__Task directions__: Identify each line containing the word "this" and copy it.

__Supplied material__:
[start]
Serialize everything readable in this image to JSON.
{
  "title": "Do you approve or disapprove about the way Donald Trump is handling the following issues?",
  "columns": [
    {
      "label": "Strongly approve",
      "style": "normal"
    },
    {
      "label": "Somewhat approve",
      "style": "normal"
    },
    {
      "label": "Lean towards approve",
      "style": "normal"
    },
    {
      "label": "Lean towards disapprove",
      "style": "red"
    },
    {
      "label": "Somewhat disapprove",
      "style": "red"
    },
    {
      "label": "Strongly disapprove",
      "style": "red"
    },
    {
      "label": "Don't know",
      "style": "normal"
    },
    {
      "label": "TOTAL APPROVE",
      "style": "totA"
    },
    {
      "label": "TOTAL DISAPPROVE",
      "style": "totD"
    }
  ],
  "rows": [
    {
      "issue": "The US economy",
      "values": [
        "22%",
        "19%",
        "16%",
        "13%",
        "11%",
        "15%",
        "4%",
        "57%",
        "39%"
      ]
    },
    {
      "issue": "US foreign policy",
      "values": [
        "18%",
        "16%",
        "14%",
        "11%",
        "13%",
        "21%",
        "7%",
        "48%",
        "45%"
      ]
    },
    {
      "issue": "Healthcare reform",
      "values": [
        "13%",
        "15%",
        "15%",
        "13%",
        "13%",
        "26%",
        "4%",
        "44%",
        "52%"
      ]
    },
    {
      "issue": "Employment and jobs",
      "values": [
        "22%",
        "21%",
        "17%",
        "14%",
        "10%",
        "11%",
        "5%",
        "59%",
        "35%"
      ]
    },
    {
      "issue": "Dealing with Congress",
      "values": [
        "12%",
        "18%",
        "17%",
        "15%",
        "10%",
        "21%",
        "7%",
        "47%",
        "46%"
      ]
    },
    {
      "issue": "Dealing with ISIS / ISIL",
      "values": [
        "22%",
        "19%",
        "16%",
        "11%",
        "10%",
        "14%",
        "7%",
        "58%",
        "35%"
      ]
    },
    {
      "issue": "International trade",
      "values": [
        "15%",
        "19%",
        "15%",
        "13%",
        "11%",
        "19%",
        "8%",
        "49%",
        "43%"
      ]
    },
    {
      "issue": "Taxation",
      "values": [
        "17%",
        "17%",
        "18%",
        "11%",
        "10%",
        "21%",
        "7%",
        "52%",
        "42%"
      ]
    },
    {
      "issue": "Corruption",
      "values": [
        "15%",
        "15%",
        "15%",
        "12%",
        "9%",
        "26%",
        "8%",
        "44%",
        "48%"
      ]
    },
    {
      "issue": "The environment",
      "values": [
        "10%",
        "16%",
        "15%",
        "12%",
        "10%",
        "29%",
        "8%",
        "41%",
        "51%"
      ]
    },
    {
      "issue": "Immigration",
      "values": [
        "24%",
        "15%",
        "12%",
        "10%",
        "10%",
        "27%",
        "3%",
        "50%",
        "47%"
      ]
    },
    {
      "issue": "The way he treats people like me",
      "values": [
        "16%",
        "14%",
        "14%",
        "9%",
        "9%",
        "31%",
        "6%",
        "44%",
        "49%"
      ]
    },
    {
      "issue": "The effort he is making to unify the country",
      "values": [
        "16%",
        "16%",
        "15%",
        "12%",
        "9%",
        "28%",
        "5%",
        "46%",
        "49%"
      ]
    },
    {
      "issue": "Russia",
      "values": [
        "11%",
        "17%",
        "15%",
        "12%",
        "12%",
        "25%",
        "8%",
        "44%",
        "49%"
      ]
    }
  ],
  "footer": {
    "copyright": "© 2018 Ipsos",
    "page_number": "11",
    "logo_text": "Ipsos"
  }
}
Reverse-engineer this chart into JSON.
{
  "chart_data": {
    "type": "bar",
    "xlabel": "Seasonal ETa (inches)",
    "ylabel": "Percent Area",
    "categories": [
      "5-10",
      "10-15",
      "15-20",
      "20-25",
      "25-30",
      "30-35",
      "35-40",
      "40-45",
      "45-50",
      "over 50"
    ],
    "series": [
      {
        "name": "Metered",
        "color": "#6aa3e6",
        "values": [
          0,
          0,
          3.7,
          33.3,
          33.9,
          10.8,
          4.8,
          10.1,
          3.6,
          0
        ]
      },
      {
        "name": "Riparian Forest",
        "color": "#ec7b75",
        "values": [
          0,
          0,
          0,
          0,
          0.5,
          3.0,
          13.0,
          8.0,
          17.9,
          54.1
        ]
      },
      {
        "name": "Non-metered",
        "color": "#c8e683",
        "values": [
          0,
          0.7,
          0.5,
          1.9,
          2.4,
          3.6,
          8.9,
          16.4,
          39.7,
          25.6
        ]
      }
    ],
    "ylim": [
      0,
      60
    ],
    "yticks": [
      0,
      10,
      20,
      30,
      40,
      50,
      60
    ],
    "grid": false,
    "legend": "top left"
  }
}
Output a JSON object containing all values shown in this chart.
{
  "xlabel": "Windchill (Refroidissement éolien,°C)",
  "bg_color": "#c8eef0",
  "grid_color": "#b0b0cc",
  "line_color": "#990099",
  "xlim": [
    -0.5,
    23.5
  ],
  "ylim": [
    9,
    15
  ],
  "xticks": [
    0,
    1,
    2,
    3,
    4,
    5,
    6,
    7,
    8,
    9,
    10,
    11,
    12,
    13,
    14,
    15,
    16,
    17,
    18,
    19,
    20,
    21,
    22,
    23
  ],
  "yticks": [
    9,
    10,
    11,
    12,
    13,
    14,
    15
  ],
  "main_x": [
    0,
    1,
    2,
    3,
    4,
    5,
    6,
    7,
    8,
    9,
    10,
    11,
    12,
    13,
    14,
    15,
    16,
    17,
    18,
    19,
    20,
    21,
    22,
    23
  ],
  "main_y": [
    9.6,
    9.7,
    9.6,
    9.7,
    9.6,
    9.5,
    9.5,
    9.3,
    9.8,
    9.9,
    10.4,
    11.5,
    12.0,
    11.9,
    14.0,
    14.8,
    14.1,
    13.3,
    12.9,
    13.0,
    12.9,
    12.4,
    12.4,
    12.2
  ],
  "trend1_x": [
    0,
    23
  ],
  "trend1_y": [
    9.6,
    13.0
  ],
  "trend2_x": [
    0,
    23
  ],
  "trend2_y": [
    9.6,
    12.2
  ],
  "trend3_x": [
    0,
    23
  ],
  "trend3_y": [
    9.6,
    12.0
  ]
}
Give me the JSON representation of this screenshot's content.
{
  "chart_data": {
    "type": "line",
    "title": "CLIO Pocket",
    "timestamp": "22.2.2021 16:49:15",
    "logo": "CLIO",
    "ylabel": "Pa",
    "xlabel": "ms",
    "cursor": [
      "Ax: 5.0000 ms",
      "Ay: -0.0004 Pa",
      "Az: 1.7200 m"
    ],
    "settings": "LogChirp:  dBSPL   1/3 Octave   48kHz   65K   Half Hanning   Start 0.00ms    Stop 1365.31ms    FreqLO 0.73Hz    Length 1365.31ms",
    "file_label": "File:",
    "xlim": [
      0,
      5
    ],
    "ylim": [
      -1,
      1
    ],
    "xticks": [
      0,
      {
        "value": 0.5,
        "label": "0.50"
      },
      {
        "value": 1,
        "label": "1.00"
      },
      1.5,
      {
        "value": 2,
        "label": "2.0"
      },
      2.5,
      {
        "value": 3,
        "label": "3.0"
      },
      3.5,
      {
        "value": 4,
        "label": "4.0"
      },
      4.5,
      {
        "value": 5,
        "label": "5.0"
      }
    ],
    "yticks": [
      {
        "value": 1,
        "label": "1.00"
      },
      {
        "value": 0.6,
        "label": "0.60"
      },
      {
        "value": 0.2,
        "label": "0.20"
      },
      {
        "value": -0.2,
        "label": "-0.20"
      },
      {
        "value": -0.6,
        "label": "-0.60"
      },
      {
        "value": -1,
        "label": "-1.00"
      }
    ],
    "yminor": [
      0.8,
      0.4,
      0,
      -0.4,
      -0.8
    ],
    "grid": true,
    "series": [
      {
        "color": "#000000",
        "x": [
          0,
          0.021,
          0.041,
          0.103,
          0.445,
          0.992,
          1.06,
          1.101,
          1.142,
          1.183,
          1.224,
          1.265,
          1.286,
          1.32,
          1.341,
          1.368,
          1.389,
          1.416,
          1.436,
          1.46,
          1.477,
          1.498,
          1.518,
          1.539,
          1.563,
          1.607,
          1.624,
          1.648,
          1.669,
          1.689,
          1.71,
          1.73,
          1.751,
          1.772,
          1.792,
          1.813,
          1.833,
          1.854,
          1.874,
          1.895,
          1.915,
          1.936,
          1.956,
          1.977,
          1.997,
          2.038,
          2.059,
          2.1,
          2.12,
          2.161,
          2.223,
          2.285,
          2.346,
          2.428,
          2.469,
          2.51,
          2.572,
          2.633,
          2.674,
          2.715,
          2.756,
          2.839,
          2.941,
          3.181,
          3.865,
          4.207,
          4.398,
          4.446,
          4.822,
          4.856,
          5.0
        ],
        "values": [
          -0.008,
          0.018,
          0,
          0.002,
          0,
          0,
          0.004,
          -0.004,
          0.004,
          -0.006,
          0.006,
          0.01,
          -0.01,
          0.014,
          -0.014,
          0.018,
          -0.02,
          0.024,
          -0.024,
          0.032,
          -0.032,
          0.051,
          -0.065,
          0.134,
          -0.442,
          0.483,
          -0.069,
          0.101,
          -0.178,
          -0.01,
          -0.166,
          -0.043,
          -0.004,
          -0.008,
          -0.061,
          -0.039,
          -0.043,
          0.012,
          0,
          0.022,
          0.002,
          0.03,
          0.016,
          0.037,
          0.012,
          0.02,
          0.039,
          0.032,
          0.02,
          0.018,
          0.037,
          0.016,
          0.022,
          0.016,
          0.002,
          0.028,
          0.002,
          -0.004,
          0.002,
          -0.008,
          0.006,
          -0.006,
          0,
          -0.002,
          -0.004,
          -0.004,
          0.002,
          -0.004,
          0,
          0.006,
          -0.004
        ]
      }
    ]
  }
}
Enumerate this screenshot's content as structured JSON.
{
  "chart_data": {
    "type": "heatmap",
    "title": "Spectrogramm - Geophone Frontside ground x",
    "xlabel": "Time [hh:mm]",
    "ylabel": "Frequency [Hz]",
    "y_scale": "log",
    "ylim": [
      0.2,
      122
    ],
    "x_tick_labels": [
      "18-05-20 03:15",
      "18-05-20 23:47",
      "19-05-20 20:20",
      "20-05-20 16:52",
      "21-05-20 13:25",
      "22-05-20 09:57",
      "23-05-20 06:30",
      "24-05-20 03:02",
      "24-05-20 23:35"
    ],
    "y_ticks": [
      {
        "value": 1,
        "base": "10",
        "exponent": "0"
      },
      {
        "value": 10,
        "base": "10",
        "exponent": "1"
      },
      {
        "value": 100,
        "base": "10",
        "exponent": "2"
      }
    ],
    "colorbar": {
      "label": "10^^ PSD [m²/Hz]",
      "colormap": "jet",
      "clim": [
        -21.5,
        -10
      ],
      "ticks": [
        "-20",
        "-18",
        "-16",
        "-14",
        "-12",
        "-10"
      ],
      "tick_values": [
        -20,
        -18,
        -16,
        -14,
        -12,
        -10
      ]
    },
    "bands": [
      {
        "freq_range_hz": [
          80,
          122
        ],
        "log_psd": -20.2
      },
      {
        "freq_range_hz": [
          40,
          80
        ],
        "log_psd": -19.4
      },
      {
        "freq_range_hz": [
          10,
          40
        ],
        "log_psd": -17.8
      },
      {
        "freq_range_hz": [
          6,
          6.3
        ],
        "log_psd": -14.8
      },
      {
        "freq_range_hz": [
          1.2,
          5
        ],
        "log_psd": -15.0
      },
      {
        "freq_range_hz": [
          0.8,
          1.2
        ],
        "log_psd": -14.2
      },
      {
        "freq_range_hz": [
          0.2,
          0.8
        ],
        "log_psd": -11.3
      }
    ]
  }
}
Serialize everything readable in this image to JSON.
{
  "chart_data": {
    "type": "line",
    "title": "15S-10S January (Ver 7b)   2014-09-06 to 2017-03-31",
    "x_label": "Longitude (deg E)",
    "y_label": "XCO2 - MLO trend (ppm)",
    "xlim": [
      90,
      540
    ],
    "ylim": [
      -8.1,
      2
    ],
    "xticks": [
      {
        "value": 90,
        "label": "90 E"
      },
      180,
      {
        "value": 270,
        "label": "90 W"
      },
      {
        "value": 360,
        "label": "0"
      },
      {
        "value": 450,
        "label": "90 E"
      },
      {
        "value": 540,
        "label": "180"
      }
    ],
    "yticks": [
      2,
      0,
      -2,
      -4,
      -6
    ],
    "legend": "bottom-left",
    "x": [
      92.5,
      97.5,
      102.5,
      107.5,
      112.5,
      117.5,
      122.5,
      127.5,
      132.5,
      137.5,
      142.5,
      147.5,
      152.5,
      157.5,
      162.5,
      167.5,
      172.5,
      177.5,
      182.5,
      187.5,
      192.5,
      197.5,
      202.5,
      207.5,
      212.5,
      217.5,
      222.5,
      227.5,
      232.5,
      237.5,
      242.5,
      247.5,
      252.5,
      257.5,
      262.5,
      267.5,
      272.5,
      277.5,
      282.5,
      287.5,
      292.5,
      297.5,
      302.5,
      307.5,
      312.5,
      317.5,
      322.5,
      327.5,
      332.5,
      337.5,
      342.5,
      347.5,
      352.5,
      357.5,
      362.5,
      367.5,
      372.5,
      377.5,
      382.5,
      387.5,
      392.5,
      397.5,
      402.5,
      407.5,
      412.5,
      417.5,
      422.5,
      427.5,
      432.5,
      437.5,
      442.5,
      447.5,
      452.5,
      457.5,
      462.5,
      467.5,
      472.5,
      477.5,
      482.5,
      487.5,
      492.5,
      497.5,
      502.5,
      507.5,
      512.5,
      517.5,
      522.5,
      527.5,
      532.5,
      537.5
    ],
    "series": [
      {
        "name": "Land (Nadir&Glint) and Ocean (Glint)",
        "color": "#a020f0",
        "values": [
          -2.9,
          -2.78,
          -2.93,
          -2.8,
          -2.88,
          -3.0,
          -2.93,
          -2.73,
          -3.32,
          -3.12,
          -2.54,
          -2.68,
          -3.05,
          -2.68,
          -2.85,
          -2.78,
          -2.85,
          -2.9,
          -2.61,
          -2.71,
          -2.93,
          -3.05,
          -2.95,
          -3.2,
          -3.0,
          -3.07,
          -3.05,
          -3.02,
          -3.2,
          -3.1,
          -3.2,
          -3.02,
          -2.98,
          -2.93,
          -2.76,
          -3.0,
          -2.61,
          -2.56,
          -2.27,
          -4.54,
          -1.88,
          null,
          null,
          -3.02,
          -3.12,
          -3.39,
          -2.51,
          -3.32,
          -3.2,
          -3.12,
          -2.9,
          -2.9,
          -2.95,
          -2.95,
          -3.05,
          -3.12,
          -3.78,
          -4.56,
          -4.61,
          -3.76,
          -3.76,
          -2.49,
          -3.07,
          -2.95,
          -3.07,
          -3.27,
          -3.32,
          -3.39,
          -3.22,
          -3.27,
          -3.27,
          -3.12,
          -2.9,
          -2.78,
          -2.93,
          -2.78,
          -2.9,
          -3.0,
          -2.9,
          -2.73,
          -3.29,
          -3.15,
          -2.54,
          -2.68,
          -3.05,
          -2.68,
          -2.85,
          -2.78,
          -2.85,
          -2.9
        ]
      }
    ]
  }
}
[end]
__Task response__:
Serialize everything readable in this image to JSON.
Reverse-engineer this chart into JSON.
Output a JSON object containing all values shown in this chart.
Give me the JSON representation of this screenshot's content.
Enumerate this screenshot's content as structured JSON.
Serialize everything readable in this image to JSON.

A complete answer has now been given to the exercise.